YOUR OBJECTIVE.
Give back the records below exactly, every one, with no pictures.

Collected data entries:
(begin)

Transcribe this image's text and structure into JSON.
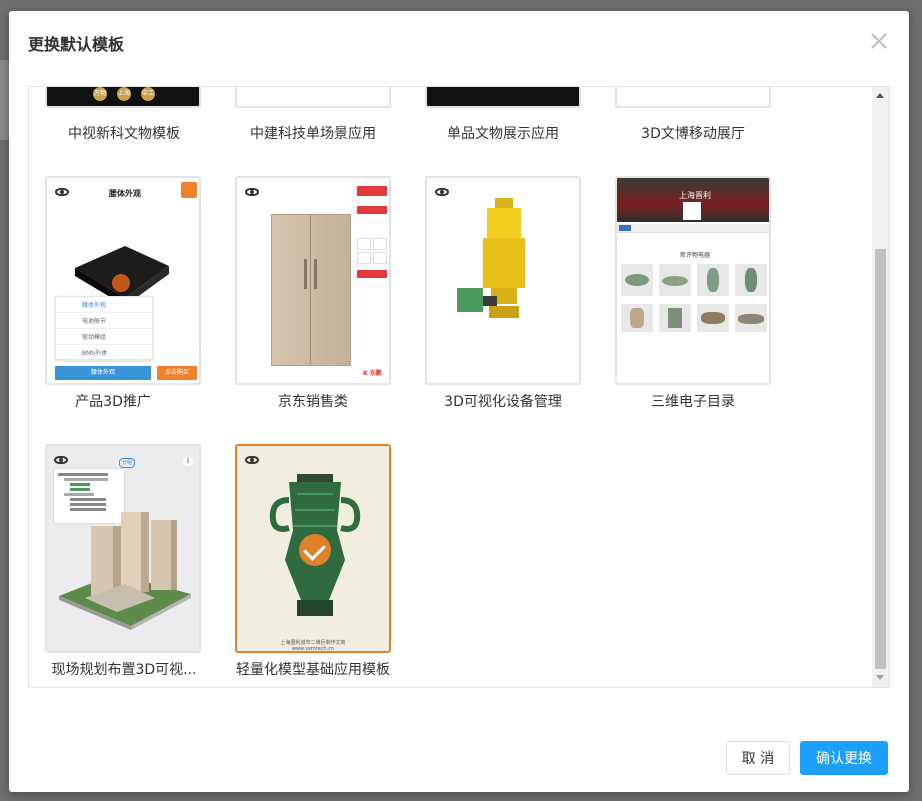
{
  "dialog": {
    "title": "更换默认模板"
  },
  "templates": {
    "row1": [
      {
        "caption": "中视新科文物模板"
      },
      {
        "caption": "中建科技单场景应用"
      },
      {
        "caption": "单品文物展示应用"
      },
      {
        "caption": "3D文博移动展厅"
      }
    ],
    "row2": [
      {
        "caption": "产品3D推广",
        "header": "腰体外观",
        "menu": [
          "腰体外观",
          "电池舱节",
          "驱动模组",
          "BMS外体"
        ],
        "button1": "腰体外观",
        "button2": "点击购买"
      },
      {
        "caption": "京东销售类",
        "brand": "K  东鹏"
      },
      {
        "caption": "3D可视化设备管理"
      },
      {
        "caption": "三维电子目录",
        "banner": "上海晋利",
        "section": "新评物电器"
      }
    ],
    "row3": [
      {
        "caption": "现场规划布置3D可视...",
        "tag": "分组"
      },
      {
        "caption": "轻量化模型基础应用模板",
        "footer1": "上海晋利城市二维巨制作文商",
        "footer2": "www.vsmtech.cn",
        "selected": true
      }
    ]
  },
  "coins": [
    "万物",
    "上海",
    "中工"
  ],
  "footer": {
    "cancel": "取 消",
    "confirm": "确认更换"
  },
  "colors": {
    "accent": "#1ea0fa",
    "selected_border": "#e0822b"
  }
}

(end)

RESPONSE TO THE EXERCISE.
Transcribe this image's text and structure into JSON.
{
  "dialog": {
    "title": "更换默认模板"
  },
  "templates": {
    "row1": [
      {
        "caption": "中视新科文物模板"
      },
      {
        "caption": "中建科技单场景应用"
      },
      {
        "caption": "单品文物展示应用"
      },
      {
        "caption": "3D文博移动展厅"
      }
    ],
    "row2": [
      {
        "caption": "产品3D推广",
        "header": "腰体外观",
        "menu": [
          "腰体外观",
          "电池舱节",
          "驱动模组",
          "BMS外体"
        ],
        "button1": "腰体外观",
        "button2": "点击购买"
      },
      {
        "caption": "京东销售类",
        "brand": "K  东鹏"
      },
      {
        "caption": "3D可视化设备管理"
      },
      {
        "caption": "三维电子目录",
        "banner": "上海晋利",
        "section": "新评物电器"
      }
    ],
    "row3": [
      {
        "caption": "现场规划布置3D可视...",
        "tag": "分组"
      },
      {
        "caption": "轻量化模型基础应用模板",
        "footer1": "上海晋利城市二维巨制作文商",
        "footer2": "www.vsmtech.cn",
        "selected": true
      }
    ]
  },
  "coins": [
    "万物",
    "上海",
    "中工"
  ],
  "footer": {
    "cancel": "取 消",
    "confirm": "确认更换"
  },
  "colors": {
    "accent": "#1ea0fa",
    "selected_border": "#e0822b"
  }
}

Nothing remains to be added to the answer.